** Given records **
....

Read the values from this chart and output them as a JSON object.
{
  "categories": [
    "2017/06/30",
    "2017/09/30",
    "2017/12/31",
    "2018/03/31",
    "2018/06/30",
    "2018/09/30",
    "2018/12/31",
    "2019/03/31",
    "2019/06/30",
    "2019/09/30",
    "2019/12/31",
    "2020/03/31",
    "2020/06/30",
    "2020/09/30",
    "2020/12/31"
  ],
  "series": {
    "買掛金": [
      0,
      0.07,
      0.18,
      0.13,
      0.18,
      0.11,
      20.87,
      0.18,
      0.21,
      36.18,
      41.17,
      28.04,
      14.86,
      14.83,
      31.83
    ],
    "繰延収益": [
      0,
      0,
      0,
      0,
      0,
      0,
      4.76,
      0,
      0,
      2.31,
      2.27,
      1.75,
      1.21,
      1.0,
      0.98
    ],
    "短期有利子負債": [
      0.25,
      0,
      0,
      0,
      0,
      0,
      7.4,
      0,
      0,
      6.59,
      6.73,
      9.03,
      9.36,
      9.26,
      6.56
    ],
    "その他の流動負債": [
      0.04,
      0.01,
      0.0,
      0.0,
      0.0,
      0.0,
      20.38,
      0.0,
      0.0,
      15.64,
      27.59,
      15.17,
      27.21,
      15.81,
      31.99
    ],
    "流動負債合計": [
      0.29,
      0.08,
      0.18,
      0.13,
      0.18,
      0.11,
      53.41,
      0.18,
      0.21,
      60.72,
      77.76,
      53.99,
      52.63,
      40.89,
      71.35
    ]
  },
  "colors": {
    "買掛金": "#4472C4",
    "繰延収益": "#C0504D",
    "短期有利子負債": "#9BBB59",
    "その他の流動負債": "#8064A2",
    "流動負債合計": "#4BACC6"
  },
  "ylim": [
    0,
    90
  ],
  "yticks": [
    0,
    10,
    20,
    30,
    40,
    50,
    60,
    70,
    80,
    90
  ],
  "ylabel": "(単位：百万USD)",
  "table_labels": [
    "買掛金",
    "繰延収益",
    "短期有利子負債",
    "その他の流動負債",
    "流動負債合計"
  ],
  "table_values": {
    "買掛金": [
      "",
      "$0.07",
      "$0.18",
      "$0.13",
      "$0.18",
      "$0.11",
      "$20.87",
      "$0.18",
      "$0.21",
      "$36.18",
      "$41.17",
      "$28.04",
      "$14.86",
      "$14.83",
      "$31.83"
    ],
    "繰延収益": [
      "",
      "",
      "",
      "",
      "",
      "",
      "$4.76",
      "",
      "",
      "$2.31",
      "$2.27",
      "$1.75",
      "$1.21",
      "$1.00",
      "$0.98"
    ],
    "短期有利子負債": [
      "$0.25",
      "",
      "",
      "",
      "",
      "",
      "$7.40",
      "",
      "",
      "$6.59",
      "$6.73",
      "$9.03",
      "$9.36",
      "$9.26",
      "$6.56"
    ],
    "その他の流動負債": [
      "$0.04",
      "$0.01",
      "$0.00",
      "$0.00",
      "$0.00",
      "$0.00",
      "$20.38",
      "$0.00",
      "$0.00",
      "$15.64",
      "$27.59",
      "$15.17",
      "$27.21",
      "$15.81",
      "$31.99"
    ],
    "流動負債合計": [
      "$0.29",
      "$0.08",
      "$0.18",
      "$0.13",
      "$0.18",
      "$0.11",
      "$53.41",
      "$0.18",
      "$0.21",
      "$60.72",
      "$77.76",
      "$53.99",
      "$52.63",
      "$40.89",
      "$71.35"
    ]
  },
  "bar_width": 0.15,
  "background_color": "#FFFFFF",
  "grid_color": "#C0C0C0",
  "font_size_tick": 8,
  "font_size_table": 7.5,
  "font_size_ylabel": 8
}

....

** Given instruction **
Output each entry precisely as given.

** Task solution **
Read the values from this chart and output them as a JSON object.
{
  "categories": [
    "2017/06/30",
    "2017/09/30",
    "2017/12/31",
    "2018/03/31",
    "2018/06/30",
    "2018/09/30",
    "2018/12/31",
    "2019/03/31",
    "2019/06/30",
    "2019/09/30",
    "2019/12/31",
    "2020/03/31",
    "2020/06/30",
    "2020/09/30",
    "2020/12/31"
  ],
  "series": {
    "買掛金": [
      0,
      0.07,
      0.18,
      0.13,
      0.18,
      0.11,
      20.87,
      0.18,
      0.21,
      36.18,
      41.17,
      28.04,
      14.86,
      14.83,
      31.83
    ],
    "繰延収益": [
      0,
      0,
      0,
      0,
      0,
      0,
      4.76,
      0,
      0,
      2.31,
      2.27,
      1.75,
      1.21,
      1.0,
      0.98
    ],
    "短期有利子負債": [
      0.25,
      0,
      0,
      0,
      0,
      0,
      7.4,
      0,
      0,
      6.59,
      6.73,
      9.03,
      9.36,
      9.26,
      6.56
    ],
    "その他の流動負債": [
      0.04,
      0.01,
      0.0,
      0.0,
      0.0,
      0.0,
      20.38,
      0.0,
      0.0,
      15.64,
      27.59,
      15.17,
      27.21,
      15.81,
      31.99
    ],
    "流動負債合計": [
      0.29,
      0.08,
      0.18,
      0.13,
      0.18,
      0.11,
      53.41,
      0.18,
      0.21,
      60.72,
      77.76,
      53.99,
      52.63,
      40.89,
      71.35
    ]
  },
  "colors": {
    "買掛金": "#4472C4",
    "繰延収益": "#C0504D",
    "短期有利子負債": "#9BBB59",
    "その他の流動負債": "#8064A2",
    "流動負債合計": "#4BACC6"
  },
  "ylim": [
    0,
    90
  ],
  "yticks": [
    0,
    10,
    20,
    30,
    40,
    50,
    60,
    70,
    80,
    90
  ],
  "ylabel": "(単位：百万USD)",
  "table_labels": [
    "買掛金",
    "繰延収益",
    "短期有利子負債",
    "その他の流動負債",
    "流動負債合計"
  ],
  "table_values": {
    "買掛金": [
      "",
      "$0.07",
      "$0.18",
      "$0.13",
      "$0.18",
      "$0.11",
      "$20.87",
      "$0.18",
      "$0.21",
      "$36.18",
      "$41.17",
      "$28.04",
      "$14.86",
      "$14.83",
      "$31.83"
    ],
    "繰延収益": [
      "",
      "",
      "",
      "",
      "",
      "",
      "$4.76",
      "",
      "",
      "$2.31",
      "$2.27",
      "$1.75",
      "$1.21",
      "$1.00",
      "$0.98"
    ],
    "短期有利子負債": [
      "$0.25",
      "",
      "",
      "",
      "",
      "",
      "$7.40",
      "",
      "",
      "$6.59",
      "$6.73",
      "$9.03",
      "$9.36",
      "$9.26",
      "$6.56"
    ],
    "その他の流動負債": [
      "$0.04",
      "$0.01",
      "$0.00",
      "$0.00",
      "$0.00",
      "$0.00",
      "$20.38",
      "$0.00",
      "$0.00",
      "$15.64",
      "$27.59",
      "$15.17",
      "$27.21",
      "$15.81",
      "$31.99"
    ],
    "流動負債合計": [
      "$0.29",
      "$0.08",
      "$0.18",
      "$0.13",
      "$0.18",
      "$0.11",
      "$53.41",
      "$0.18",
      "$0.21",
      "$60.72",
      "$77.76",
      "$53.99",
      "$52.63",
      "$40.89",
      "$71.35"
    ]
  },
  "bar_width": 0.15,
  "background_color": "#FFFFFF",
  "grid_color": "#C0C0C0",
  "font_size_tick": 8,
  "font_size_table": 7.5,
  "font_size_ylabel": 8
}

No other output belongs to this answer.